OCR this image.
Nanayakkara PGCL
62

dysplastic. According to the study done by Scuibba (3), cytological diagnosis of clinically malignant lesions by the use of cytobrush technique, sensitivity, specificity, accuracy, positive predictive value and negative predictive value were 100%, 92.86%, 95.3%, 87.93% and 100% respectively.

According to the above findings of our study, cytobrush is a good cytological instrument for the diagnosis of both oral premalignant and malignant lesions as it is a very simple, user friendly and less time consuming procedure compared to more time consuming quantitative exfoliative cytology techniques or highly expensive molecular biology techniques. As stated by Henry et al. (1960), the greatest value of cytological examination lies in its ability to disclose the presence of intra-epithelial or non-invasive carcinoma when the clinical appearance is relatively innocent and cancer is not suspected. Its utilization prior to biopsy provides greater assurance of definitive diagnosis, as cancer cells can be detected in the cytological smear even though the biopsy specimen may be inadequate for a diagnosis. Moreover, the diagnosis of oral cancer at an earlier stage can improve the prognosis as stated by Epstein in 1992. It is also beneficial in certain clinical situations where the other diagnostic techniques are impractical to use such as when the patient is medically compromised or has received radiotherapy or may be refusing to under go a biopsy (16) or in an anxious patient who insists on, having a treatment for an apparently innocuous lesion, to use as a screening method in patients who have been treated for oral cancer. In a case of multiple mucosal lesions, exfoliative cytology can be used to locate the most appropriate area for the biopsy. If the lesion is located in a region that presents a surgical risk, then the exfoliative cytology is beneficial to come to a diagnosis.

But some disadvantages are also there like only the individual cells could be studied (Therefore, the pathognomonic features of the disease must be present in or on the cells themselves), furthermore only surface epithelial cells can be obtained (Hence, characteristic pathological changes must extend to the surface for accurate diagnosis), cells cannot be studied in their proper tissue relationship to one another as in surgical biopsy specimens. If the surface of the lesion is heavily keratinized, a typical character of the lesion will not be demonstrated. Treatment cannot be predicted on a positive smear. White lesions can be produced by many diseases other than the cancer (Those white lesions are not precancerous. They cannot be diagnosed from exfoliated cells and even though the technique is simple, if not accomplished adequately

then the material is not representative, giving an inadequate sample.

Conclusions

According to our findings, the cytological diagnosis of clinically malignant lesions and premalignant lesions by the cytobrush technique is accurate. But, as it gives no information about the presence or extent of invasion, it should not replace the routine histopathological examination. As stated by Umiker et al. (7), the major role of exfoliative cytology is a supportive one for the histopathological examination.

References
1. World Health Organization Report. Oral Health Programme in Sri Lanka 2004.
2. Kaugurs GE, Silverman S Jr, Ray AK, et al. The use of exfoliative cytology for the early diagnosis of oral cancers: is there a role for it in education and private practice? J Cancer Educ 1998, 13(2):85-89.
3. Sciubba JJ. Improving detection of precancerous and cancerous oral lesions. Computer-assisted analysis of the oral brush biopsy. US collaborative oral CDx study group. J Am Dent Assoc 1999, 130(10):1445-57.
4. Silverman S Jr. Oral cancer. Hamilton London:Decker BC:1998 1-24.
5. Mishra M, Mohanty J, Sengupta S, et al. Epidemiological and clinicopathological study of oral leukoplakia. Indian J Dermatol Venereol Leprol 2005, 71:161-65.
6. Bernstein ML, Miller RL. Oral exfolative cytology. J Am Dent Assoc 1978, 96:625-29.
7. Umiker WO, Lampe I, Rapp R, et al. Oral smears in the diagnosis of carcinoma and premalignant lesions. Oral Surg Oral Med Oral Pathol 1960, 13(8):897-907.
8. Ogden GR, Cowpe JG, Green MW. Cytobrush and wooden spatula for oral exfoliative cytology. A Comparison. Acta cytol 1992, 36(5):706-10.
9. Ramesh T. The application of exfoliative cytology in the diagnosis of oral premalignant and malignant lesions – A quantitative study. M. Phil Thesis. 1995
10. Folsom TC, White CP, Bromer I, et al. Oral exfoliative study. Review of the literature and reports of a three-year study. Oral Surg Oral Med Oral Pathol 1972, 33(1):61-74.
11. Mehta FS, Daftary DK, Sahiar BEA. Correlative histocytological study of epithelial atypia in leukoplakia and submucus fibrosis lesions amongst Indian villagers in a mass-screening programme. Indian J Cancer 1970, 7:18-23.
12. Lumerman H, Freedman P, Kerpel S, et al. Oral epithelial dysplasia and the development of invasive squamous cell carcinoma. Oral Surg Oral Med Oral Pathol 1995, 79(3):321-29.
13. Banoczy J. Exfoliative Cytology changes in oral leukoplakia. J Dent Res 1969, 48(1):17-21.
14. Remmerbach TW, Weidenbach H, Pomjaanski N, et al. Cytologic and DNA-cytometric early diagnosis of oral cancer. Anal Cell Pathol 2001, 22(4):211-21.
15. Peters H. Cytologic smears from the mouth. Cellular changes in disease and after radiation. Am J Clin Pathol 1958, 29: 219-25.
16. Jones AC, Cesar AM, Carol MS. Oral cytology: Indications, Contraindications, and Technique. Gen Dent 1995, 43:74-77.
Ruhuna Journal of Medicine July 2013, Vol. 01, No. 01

● INSTRUCTIONS FOR THE TASK: Your reply should consist of all the records, restated exactly.

● SOLUTION TO THIS PROBLEM:
OCR this image.
Nanayakkara PGCL
62

dysplastic. According to the study done by Scuibba (3), cytological diagnosis of clinically malignant lesions by the use of cytobrush technique, sensitivity, specificity, accuracy, positive predictive value and negative predictive value were 100%, 92.86%, 95.3%, 87.93% and 100% respectively.

According to the above findings of our study, cytobrush is a good cytological instrument for the diagnosis of both oral premalignant and malignant lesions as it is a very simple, user friendly and less time consuming procedure compared to more time consuming quantitative exfoliative cytology techniques or highly expensive molecular biology techniques. As stated by Henry et al. (1960), the greatest value of cytological examination lies in its ability to disclose the presence of intra-epithelial or non-invasive carcinoma when the clinical appearance is relatively innocent and cancer is not suspected. Its utilization prior to biopsy provides greater assurance of definitive diagnosis, as cancer cells can be detected in the cytological smear even though the biopsy specimen may be inadequate for a diagnosis. Moreover, the diagnosis of oral cancer at an earlier stage can improve the prognosis as stated by Epstein in 1992. It is also beneficial in certain clinical situations where the other diagnostic techniques are impractical to use such as when the patient is medically compromised or has received radiotherapy or may be refusing to under go a biopsy (16) or in an anxious patient who insists on, having a treatment for an apparently innocuous lesion, to use as a screening method in patients who have been treated for oral cancer. In a case of multiple mucosal lesions, exfoliative cytology can be used to locate the most appropriate area for the biopsy. If the lesion is located in a region that presents a surgical risk, then the exfoliative cytology is beneficial to come to a diagnosis.

But some disadvantages are also there like only the individual cells could be studied (Therefore, the pathognomonic features of the disease must be present in or on the cells themselves), furthermore only surface epithelial cells can be obtained (Hence, characteristic pathological changes must extend to the surface for accurate diagnosis), cells cannot be studied in their proper tissue relationship to one another as in surgical biopsy specimens. If the surface of the lesion is heavily keratinized, a typical character of the lesion will not be demonstrated. Treatment cannot be predicted on a positive smear. White lesions can be produced by many diseases other than the cancer (Those white lesions are not precancerous. They cannot be diagnosed from exfoliated cells and even though the technique is simple, if not accomplished adequately

then the material is not representative, giving an inadequate sample.

Conclusions

According to our findings, the cytological diagnosis of clinically malignant lesions and premalignant lesions by the cytobrush technique is accurate. But, as it gives no information about the presence or extent of invasion, it should not replace the routine histopathological examination. As stated by Umiker et al. (7), the major role of exfoliative cytology is a supportive one for the histopathological examination.

References
1. World Health Organization Report. Oral Health Programme in Sri Lanka 2004.
2. Kaugurs GE, Silverman S Jr, Ray AK, et al. The use of exfoliative cytology for the early diagnosis of oral cancers: is there a role for it in education and private practice? J Cancer Educ 1998, 13(2):85-89.
3. Sciubba JJ. Improving detection of precancerous and cancerous oral lesions. Computer-assisted analysis of the oral brush biopsy. US collaborative oral CDx study group. J Am Dent Assoc 1999, 130(10):1445-57.
4. Silverman S Jr. Oral cancer. Hamilton London:Decker BC:1998 1-24.
5. Mishra M, Mohanty J, Sengupta S, et al. Epidemiological and clinicopathological study of oral leukoplakia. Indian J Dermatol Venereol Leprol 2005, 71:161-65.
6. Bernstein ML, Miller RL. Oral exfolative cytology. J Am Dent Assoc 1978, 96:625-29.
7. Umiker WO, Lampe I, Rapp R, et al. Oral smears in the diagnosis of carcinoma and premalignant lesions. Oral Surg Oral Med Oral Pathol 1960, 13(8):897-907.
8. Ogden GR, Cowpe JG, Green MW. Cytobrush and wooden spatula for oral exfoliative cytology. A Comparison. Acta cytol 1992, 36(5):706-10.
9. Ramesh T. The application of exfoliative cytology in the diagnosis of oral premalignant and malignant lesions – A quantitative study. M. Phil Thesis. 1995
10. Folsom TC, White CP, Bromer I, et al. Oral exfoliative study. Review of the literature and reports of a three-year study. Oral Surg Oral Med Oral Pathol 1972, 33(1):61-74.
11. Mehta FS, Daftary DK, Sahiar BEA. Correlative histocytological study of epithelial atypia in leukoplakia and submucus fibrosis lesions amongst Indian villagers in a mass-screening programme. Indian J Cancer 1970, 7:18-23.
12. Lumerman H, Freedman P, Kerpel S, et al. Oral epithelial dysplasia and the development of invasive squamous cell carcinoma. Oral Surg Oral Med Oral Pathol 1995, 79(3):321-29.
13. Banoczy J. Exfoliative Cytology changes in oral leukoplakia. J Dent Res 1969, 48(1):17-21.
14. Remmerbach TW, Weidenbach H, Pomjaanski N, et al. Cytologic and DNA-cytometric early diagnosis of oral cancer. Anal Cell Pathol 2001, 22(4):211-21.
15. Peters H. Cytologic smears from the mouth. Cellular changes in disease and after radiation. Am J Clin Pathol 1958, 29: 219-25.
16. Jones AC, Cesar AM, Carol MS. Oral cytology: Indications, Contraindications, and Technique. Gen Dent 1995, 43:74-77.
Ruhuna Journal of Medicine July 2013, Vol. 01, No. 01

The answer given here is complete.